Leave out the pictures and repeat the rest of the material exactly.

* _EXERCISE INPUTS_
========

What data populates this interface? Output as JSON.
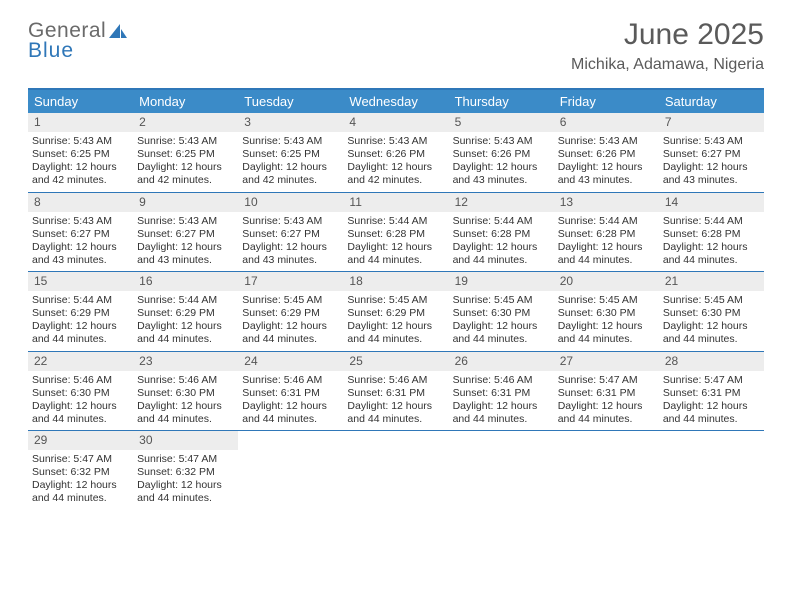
{
  "logo": {
    "line1": "General",
    "line2": "Blue"
  },
  "header": {
    "month_title": "June 2025",
    "location": "Michika, Adamawa, Nigeria"
  },
  "colors": {
    "brand_blue": "#3b8bc8",
    "rule_blue": "#2f77b8",
    "header_gray": "#ededed",
    "text": "#333333",
    "title_gray": "#5a5a5a"
  },
  "weekdays": [
    "Sunday",
    "Monday",
    "Tuesday",
    "Wednesday",
    "Thursday",
    "Friday",
    "Saturday"
  ],
  "weeks": [
    [
      {
        "n": "1",
        "sr": "5:43 AM",
        "ss": "6:25 PM",
        "dl": "12 hours and 42 minutes."
      },
      {
        "n": "2",
        "sr": "5:43 AM",
        "ss": "6:25 PM",
        "dl": "12 hours and 42 minutes."
      },
      {
        "n": "3",
        "sr": "5:43 AM",
        "ss": "6:25 PM",
        "dl": "12 hours and 42 minutes."
      },
      {
        "n": "4",
        "sr": "5:43 AM",
        "ss": "6:26 PM",
        "dl": "12 hours and 42 minutes."
      },
      {
        "n": "5",
        "sr": "5:43 AM",
        "ss": "6:26 PM",
        "dl": "12 hours and 43 minutes."
      },
      {
        "n": "6",
        "sr": "5:43 AM",
        "ss": "6:26 PM",
        "dl": "12 hours and 43 minutes."
      },
      {
        "n": "7",
        "sr": "5:43 AM",
        "ss": "6:27 PM",
        "dl": "12 hours and 43 minutes."
      }
    ],
    [
      {
        "n": "8",
        "sr": "5:43 AM",
        "ss": "6:27 PM",
        "dl": "12 hours and 43 minutes."
      },
      {
        "n": "9",
        "sr": "5:43 AM",
        "ss": "6:27 PM",
        "dl": "12 hours and 43 minutes."
      },
      {
        "n": "10",
        "sr": "5:43 AM",
        "ss": "6:27 PM",
        "dl": "12 hours and 43 minutes."
      },
      {
        "n": "11",
        "sr": "5:44 AM",
        "ss": "6:28 PM",
        "dl": "12 hours and 44 minutes."
      },
      {
        "n": "12",
        "sr": "5:44 AM",
        "ss": "6:28 PM",
        "dl": "12 hours and 44 minutes."
      },
      {
        "n": "13",
        "sr": "5:44 AM",
        "ss": "6:28 PM",
        "dl": "12 hours and 44 minutes."
      },
      {
        "n": "14",
        "sr": "5:44 AM",
        "ss": "6:28 PM",
        "dl": "12 hours and 44 minutes."
      }
    ],
    [
      {
        "n": "15",
        "sr": "5:44 AM",
        "ss": "6:29 PM",
        "dl": "12 hours and 44 minutes."
      },
      {
        "n": "16",
        "sr": "5:44 AM",
        "ss": "6:29 PM",
        "dl": "12 hours and 44 minutes."
      },
      {
        "n": "17",
        "sr": "5:45 AM",
        "ss": "6:29 PM",
        "dl": "12 hours and 44 minutes."
      },
      {
        "n": "18",
        "sr": "5:45 AM",
        "ss": "6:29 PM",
        "dl": "12 hours and 44 minutes."
      },
      {
        "n": "19",
        "sr": "5:45 AM",
        "ss": "6:30 PM",
        "dl": "12 hours and 44 minutes."
      },
      {
        "n": "20",
        "sr": "5:45 AM",
        "ss": "6:30 PM",
        "dl": "12 hours and 44 minutes."
      },
      {
        "n": "21",
        "sr": "5:45 AM",
        "ss": "6:30 PM",
        "dl": "12 hours and 44 minutes."
      }
    ],
    [
      {
        "n": "22",
        "sr": "5:46 AM",
        "ss": "6:30 PM",
        "dl": "12 hours and 44 minutes."
      },
      {
        "n": "23",
        "sr": "5:46 AM",
        "ss": "6:30 PM",
        "dl": "12 hours and 44 minutes."
      },
      {
        "n": "24",
        "sr": "5:46 AM",
        "ss": "6:31 PM",
        "dl": "12 hours and 44 minutes."
      },
      {
        "n": "25",
        "sr": "5:46 AM",
        "ss": "6:31 PM",
        "dl": "12 hours and 44 minutes."
      },
      {
        "n": "26",
        "sr": "5:46 AM",
        "ss": "6:31 PM",
        "dl": "12 hours and 44 minutes."
      },
      {
        "n": "27",
        "sr": "5:47 AM",
        "ss": "6:31 PM",
        "dl": "12 hours and 44 minutes."
      },
      {
        "n": "28",
        "sr": "5:47 AM",
        "ss": "6:31 PM",
        "dl": "12 hours and 44 minutes."
      }
    ],
    [
      {
        "n": "29",
        "sr": "5:47 AM",
        "ss": "6:32 PM",
        "dl": "12 hours and 44 minutes."
      },
      {
        "n": "30",
        "sr": "5:47 AM",
        "ss": "6:32 PM",
        "dl": "12 hours and 44 minutes."
      },
      null,
      null,
      null,
      null,
      null
    ]
  ],
  "labels": {
    "sunrise": "Sunrise:",
    "sunset": "Sunset:",
    "daylight": "Daylight:"
  }
}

========

* _PROBLEM SOLUTION_
What data populates this interface? Output as JSON.
{
  "logo": {
    "line1": "General",
    "line2": "Blue"
  },
  "header": {
    "month_title": "June 2025",
    "location": "Michika, Adamawa, Nigeria"
  },
  "colors": {
    "brand_blue": "#3b8bc8",
    "rule_blue": "#2f77b8",
    "header_gray": "#ededed",
    "text": "#333333",
    "title_gray": "#5a5a5a"
  },
  "weekdays": [
    "Sunday",
    "Monday",
    "Tuesday",
    "Wednesday",
    "Thursday",
    "Friday",
    "Saturday"
  ],
  "weeks": [
    [
      {
        "n": "1",
        "sr": "5:43 AM",
        "ss": "6:25 PM",
        "dl": "12 hours and 42 minutes."
      },
      {
        "n": "2",
        "sr": "5:43 AM",
        "ss": "6:25 PM",
        "dl": "12 hours and 42 minutes."
      },
      {
        "n": "3",
        "sr": "5:43 AM",
        "ss": "6:25 PM",
        "dl": "12 hours and 42 minutes."
      },
      {
        "n": "4",
        "sr": "5:43 AM",
        "ss": "6:26 PM",
        "dl": "12 hours and 42 minutes."
      },
      {
        "n": "5",
        "sr": "5:43 AM",
        "ss": "6:26 PM",
        "dl": "12 hours and 43 minutes."
      },
      {
        "n": "6",
        "sr": "5:43 AM",
        "ss": "6:26 PM",
        "dl": "12 hours and 43 minutes."
      },
      {
        "n": "7",
        "sr": "5:43 AM",
        "ss": "6:27 PM",
        "dl": "12 hours and 43 minutes."
      }
    ],
    [
      {
        "n": "8",
        "sr": "5:43 AM",
        "ss": "6:27 PM",
        "dl": "12 hours and 43 minutes."
      },
      {
        "n": "9",
        "sr": "5:43 AM",
        "ss": "6:27 PM",
        "dl": "12 hours and 43 minutes."
      },
      {
        "n": "10",
        "sr": "5:43 AM",
        "ss": "6:27 PM",
        "dl": "12 hours and 43 minutes."
      },
      {
        "n": "11",
        "sr": "5:44 AM",
        "ss": "6:28 PM",
        "dl": "12 hours and 44 minutes."
      },
      {
        "n": "12",
        "sr": "5:44 AM",
        "ss": "6:28 PM",
        "dl": "12 hours and 44 minutes."
      },
      {
        "n": "13",
        "sr": "5:44 AM",
        "ss": "6:28 PM",
        "dl": "12 hours and 44 minutes."
      },
      {
        "n": "14",
        "sr": "5:44 AM",
        "ss": "6:28 PM",
        "dl": "12 hours and 44 minutes."
      }
    ],
    [
      {
        "n": "15",
        "sr": "5:44 AM",
        "ss": "6:29 PM",
        "dl": "12 hours and 44 minutes."
      },
      {
        "n": "16",
        "sr": "5:44 AM",
        "ss": "6:29 PM",
        "dl": "12 hours and 44 minutes."
      },
      {
        "n": "17",
        "sr": "5:45 AM",
        "ss": "6:29 PM",
        "dl": "12 hours and 44 minutes."
      },
      {
        "n": "18",
        "sr": "5:45 AM",
        "ss": "6:29 PM",
        "dl": "12 hours and 44 minutes."
      },
      {
        "n": "19",
        "sr": "5:45 AM",
        "ss": "6:30 PM",
        "dl": "12 hours and 44 minutes."
      },
      {
        "n": "20",
        "sr": "5:45 AM",
        "ss": "6:30 PM",
        "dl": "12 hours and 44 minutes."
      },
      {
        "n": "21",
        "sr": "5:45 AM",
        "ss": "6:30 PM",
        "dl": "12 hours and 44 minutes."
      }
    ],
    [
      {
        "n": "22",
        "sr": "5:46 AM",
        "ss": "6:30 PM",
        "dl": "12 hours and 44 minutes."
      },
      {
        "n": "23",
        "sr": "5:46 AM",
        "ss": "6:30 PM",
        "dl": "12 hours and 44 minutes."
      },
      {
        "n": "24",
        "sr": "5:46 AM",
        "ss": "6:31 PM",
        "dl": "12 hours and 44 minutes."
      },
      {
        "n": "25",
        "sr": "5:46 AM",
        "ss": "6:31 PM",
        "dl": "12 hours and 44 minutes."
      },
      {
        "n": "26",
        "sr": "5:46 AM",
        "ss": "6:31 PM",
        "dl": "12 hours and 44 minutes."
      },
      {
        "n": "27",
        "sr": "5:47 AM",
        "ss": "6:31 PM",
        "dl": "12 hours and 44 minutes."
      },
      {
        "n": "28",
        "sr": "5:47 AM",
        "ss": "6:31 PM",
        "dl": "12 hours and 44 minutes."
      }
    ],
    [
      {
        "n": "29",
        "sr": "5:47 AM",
        "ss": "6:32 PM",
        "dl": "12 hours and 44 minutes."
      },
      {
        "n": "30",
        "sr": "5:47 AM",
        "ss": "6:32 PM",
        "dl": "12 hours and 44 minutes."
      },
      null,
      null,
      null,
      null,
      null
    ]
  ],
  "labels": {
    "sunrise": "Sunrise:",
    "sunset": "Sunset:",
    "daylight": "Daylight:"
  }
}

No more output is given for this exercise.